_Exercise aim_: Write out all of the data without omission, exactly as shown.

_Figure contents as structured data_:
|---|

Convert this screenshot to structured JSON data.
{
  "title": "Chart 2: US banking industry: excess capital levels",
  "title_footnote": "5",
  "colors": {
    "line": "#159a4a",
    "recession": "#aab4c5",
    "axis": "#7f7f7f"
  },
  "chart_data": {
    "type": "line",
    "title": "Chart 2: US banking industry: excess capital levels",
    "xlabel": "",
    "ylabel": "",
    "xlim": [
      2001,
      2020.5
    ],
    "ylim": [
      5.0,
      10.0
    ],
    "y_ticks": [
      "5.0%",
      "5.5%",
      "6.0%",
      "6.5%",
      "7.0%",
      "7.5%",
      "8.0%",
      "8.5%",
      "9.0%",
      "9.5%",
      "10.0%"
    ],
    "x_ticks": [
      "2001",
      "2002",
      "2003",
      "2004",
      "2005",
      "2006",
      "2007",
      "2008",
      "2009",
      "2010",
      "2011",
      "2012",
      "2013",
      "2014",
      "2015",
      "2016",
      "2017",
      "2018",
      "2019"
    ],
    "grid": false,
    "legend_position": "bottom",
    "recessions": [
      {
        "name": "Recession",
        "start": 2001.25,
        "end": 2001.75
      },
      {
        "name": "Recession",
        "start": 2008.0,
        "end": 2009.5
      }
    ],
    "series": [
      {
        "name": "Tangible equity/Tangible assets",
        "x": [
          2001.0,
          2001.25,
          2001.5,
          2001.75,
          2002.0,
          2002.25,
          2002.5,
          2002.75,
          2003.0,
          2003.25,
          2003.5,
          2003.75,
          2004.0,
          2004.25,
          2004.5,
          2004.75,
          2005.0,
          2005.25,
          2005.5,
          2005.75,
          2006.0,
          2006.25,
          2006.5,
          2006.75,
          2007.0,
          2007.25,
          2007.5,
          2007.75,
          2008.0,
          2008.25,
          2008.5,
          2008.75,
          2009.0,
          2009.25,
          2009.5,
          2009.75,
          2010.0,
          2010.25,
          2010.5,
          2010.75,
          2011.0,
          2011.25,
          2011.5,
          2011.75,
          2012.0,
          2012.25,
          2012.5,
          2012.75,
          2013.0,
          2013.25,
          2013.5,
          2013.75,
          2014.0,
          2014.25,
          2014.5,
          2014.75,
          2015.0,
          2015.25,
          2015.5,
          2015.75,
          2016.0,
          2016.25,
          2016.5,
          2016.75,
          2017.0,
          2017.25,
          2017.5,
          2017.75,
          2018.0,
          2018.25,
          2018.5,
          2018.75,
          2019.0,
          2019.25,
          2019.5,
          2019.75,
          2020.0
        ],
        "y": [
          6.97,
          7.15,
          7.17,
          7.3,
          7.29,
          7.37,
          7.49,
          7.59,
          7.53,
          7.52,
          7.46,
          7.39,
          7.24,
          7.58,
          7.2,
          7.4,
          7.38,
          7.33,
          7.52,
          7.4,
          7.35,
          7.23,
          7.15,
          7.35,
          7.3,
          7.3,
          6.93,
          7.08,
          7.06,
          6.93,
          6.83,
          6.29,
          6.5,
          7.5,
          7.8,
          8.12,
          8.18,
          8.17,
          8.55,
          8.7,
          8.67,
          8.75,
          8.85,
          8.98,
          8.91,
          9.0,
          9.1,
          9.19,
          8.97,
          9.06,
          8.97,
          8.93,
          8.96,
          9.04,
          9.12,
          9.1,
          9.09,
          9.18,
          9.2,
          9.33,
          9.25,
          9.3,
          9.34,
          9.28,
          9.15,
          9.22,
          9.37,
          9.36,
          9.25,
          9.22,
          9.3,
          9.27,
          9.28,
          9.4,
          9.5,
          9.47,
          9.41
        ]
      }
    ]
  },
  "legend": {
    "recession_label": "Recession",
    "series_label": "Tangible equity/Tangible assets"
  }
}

|---|

_Exercise solution_:
Convert this screenshot to structured JSON data.
{
  "title": "Chart 2: US banking industry: excess capital levels",
  "title_footnote": "5",
  "colors": {
    "line": "#159a4a",
    "recession": "#aab4c5",
    "axis": "#7f7f7f"
  },
  "chart_data": {
    "type": "line",
    "title": "Chart 2: US banking industry: excess capital levels",
    "xlabel": "",
    "ylabel": "",
    "xlim": [
      2001,
      2020.5
    ],
    "ylim": [
      5.0,
      10.0
    ],
    "y_ticks": [
      "5.0%",
      "5.5%",
      "6.0%",
      "6.5%",
      "7.0%",
      "7.5%",
      "8.0%",
      "8.5%",
      "9.0%",
      "9.5%",
      "10.0%"
    ],
    "x_ticks": [
      "2001",
      "2002",
      "2003",
      "2004",
      "2005",
      "2006",
      "2007",
      "2008",
      "2009",
      "2010",
      "2011",
      "2012",
      "2013",
      "2014",
      "2015",
      "2016",
      "2017",
      "2018",
      "2019"
    ],
    "grid": false,
    "legend_position": "bottom",
    "recessions": [
      {
        "name": "Recession",
        "start": 2001.25,
        "end": 2001.75
      },
      {
        "name": "Recession",
        "start": 2008.0,
        "end": 2009.5
      }
    ],
    "series": [
      {
        "name": "Tangible equity/Tangible assets",
        "x": [
          2001.0,
          2001.25,
          2001.5,
          2001.75,
          2002.0,
          2002.25,
          2002.5,
          2002.75,
          2003.0,
          2003.25,
          2003.5,
          2003.75,
          2004.0,
          2004.25,
          2004.5,
          2004.75,
          2005.0,
          2005.25,
          2005.5,
          2005.75,
          2006.0,
          2006.25,
          2006.5,
          2006.75,
          2007.0,
          2007.25,
          2007.5,
          2007.75,
          2008.0,
          2008.25,
          2008.5,
          2008.75,
          2009.0,
          2009.25,
          2009.5,
          2009.75,
          2010.0,
          2010.25,
          2010.5,
          2010.75,
          2011.0,
          2011.25,
          2011.5,
          2011.75,
          2012.0,
          2012.25,
          2012.5,
          2012.75,
          2013.0,
          2013.25,
          2013.5,
          2013.75,
          2014.0,
          2014.25,
          2014.5,
          2014.75,
          2015.0,
          2015.25,
          2015.5,
          2015.75,
          2016.0,
          2016.25,
          2016.5,
          2016.75,
          2017.0,
          2017.25,
          2017.5,
          2017.75,
          2018.0,
          2018.25,
          2018.5,
          2018.75,
          2019.0,
          2019.25,
          2019.5,
          2019.75,
          2020.0
        ],
        "y": [
          6.97,
          7.15,
          7.17,
          7.3,
          7.29,
          7.37,
          7.49,
          7.59,
          7.53,
          7.52,
          7.46,
          7.39,
          7.24,
          7.58,
          7.2,
          7.4,
          7.38,
          7.33,
          7.52,
          7.4,
          7.35,
          7.23,
          7.15,
          7.35,
          7.3,
          7.3,
          6.93,
          7.08,
          7.06,
          6.93,
          6.83,
          6.29,
          6.5,
          7.5,
          7.8,
          8.12,
          8.18,
          8.17,
          8.55,
          8.7,
          8.67,
          8.75,
          8.85,
          8.98,
          8.91,
          9.0,
          9.1,
          9.19,
          8.97,
          9.06,
          8.97,
          8.93,
          8.96,
          9.04,
          9.12,
          9.1,
          9.09,
          9.18,
          9.2,
          9.33,
          9.25,
          9.3,
          9.34,
          9.28,
          9.15,
          9.22,
          9.37,
          9.36,
          9.25,
          9.22,
          9.3,
          9.27,
          9.28,
          9.4,
          9.5,
          9.47,
          9.41
        ]
      }
    ]
  },
  "legend": {
    "recession_label": "Recession",
    "series_label": "Tangible equity/Tangible assets"
  }
}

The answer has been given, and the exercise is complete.